> _What you are asked to do_: Scan the following material for the string "text" and copy each line in which it appears.

****

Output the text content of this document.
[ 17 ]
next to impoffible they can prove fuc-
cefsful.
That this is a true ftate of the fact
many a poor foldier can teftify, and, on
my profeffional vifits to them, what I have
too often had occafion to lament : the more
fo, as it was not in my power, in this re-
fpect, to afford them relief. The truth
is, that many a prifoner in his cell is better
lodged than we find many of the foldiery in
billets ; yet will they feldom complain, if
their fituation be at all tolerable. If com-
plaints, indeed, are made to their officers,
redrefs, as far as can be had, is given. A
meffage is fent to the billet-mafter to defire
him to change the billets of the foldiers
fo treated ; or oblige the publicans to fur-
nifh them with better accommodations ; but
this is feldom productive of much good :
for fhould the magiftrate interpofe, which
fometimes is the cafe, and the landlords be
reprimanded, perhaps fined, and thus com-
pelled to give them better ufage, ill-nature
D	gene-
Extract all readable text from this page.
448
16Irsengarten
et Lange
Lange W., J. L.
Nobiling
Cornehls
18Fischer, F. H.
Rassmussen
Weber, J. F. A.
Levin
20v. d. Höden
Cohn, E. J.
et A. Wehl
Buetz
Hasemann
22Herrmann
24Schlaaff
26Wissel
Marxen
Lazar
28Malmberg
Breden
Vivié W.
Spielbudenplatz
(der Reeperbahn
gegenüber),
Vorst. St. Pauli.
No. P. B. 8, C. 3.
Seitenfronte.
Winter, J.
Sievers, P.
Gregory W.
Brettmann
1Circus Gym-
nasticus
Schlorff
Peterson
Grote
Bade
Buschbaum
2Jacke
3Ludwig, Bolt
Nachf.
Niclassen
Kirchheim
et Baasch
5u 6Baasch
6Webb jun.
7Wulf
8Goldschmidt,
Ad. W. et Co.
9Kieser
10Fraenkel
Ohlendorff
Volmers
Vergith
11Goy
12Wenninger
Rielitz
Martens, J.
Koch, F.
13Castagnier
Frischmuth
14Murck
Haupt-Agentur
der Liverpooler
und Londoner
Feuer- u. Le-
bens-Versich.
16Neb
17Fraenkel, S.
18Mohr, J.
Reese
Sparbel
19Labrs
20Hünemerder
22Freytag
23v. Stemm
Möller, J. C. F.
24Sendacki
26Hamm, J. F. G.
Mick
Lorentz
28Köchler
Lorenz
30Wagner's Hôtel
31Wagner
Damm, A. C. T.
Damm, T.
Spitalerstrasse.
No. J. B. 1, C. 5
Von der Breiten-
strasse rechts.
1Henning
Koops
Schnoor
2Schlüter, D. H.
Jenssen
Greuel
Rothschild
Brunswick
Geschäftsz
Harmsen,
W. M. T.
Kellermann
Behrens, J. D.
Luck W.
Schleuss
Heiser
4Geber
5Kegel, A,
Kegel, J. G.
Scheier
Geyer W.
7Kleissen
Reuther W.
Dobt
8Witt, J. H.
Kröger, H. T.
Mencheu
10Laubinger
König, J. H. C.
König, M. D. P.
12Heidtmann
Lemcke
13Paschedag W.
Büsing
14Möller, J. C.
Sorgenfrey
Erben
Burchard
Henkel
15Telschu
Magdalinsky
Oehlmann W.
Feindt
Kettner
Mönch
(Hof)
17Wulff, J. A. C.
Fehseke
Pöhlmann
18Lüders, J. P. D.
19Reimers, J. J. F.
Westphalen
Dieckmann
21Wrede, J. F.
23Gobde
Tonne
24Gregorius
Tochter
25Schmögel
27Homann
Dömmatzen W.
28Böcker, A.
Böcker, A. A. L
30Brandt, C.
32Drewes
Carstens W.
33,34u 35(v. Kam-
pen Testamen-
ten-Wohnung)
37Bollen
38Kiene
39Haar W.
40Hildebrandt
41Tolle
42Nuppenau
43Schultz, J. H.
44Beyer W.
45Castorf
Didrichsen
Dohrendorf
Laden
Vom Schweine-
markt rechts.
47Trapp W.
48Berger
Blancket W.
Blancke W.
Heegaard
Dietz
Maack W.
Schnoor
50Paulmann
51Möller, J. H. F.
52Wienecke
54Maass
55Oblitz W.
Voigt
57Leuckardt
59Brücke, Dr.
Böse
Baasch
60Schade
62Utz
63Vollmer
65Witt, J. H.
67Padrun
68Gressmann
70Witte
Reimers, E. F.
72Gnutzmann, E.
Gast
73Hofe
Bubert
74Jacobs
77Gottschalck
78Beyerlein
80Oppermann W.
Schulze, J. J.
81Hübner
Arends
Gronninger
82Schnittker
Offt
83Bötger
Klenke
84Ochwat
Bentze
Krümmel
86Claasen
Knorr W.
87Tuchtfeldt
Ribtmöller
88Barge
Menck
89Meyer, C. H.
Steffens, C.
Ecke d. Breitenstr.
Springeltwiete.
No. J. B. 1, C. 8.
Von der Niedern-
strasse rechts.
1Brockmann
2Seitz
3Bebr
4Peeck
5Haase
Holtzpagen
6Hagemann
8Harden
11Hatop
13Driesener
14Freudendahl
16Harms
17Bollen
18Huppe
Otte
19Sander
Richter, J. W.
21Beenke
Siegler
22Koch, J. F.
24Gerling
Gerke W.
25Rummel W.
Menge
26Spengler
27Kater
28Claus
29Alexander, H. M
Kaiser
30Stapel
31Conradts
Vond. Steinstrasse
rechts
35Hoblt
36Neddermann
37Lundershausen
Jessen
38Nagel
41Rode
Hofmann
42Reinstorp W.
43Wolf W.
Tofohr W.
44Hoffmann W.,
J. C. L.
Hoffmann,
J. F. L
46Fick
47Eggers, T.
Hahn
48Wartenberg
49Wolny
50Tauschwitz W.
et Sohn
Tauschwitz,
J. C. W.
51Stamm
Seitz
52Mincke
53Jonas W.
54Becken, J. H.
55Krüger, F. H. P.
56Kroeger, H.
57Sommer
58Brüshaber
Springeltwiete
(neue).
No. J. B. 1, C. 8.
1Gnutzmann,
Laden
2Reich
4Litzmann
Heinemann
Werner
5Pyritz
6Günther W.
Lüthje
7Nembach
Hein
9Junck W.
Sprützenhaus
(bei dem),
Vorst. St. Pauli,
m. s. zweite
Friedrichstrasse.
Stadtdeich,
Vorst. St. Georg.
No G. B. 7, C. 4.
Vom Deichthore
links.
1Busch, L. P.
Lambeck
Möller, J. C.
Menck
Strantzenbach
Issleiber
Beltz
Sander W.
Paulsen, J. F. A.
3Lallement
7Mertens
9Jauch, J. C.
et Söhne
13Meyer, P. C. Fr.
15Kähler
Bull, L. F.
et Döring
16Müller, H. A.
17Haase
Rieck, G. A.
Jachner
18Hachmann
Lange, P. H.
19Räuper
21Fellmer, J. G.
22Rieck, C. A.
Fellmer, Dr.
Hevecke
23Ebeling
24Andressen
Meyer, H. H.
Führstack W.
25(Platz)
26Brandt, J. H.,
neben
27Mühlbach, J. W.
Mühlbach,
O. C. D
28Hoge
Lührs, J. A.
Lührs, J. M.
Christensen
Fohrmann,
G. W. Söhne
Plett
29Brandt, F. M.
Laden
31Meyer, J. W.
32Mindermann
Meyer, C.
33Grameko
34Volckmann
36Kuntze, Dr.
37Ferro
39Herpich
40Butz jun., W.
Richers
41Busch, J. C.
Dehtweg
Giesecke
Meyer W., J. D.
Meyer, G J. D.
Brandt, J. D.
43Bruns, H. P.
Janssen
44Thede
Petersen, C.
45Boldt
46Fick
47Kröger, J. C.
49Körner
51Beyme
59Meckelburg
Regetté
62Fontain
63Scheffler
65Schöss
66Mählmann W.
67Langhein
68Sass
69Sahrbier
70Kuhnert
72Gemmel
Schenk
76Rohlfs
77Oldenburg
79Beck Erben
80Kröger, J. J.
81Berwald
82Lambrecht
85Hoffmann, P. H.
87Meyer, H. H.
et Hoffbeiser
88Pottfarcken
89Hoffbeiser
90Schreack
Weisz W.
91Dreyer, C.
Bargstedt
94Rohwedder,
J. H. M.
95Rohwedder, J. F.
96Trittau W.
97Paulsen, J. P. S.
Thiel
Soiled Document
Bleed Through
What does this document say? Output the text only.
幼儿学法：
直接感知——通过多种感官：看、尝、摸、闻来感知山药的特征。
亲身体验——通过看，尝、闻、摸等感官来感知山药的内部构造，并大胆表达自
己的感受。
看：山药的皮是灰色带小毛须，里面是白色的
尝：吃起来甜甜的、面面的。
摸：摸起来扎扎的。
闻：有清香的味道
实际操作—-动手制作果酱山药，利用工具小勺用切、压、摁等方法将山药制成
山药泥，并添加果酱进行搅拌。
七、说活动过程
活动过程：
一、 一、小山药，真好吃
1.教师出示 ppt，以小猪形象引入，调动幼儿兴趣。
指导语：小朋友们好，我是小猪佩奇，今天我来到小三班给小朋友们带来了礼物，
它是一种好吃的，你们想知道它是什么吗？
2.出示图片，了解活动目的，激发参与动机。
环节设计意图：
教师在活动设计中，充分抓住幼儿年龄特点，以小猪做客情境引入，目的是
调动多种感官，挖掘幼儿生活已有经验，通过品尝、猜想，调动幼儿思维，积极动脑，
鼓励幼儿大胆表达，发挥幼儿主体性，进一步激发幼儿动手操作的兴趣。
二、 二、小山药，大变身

****

> _Task solution_:
Output the text content of this document.
Extract all readable text from this page.
What does this document say? Output the text only.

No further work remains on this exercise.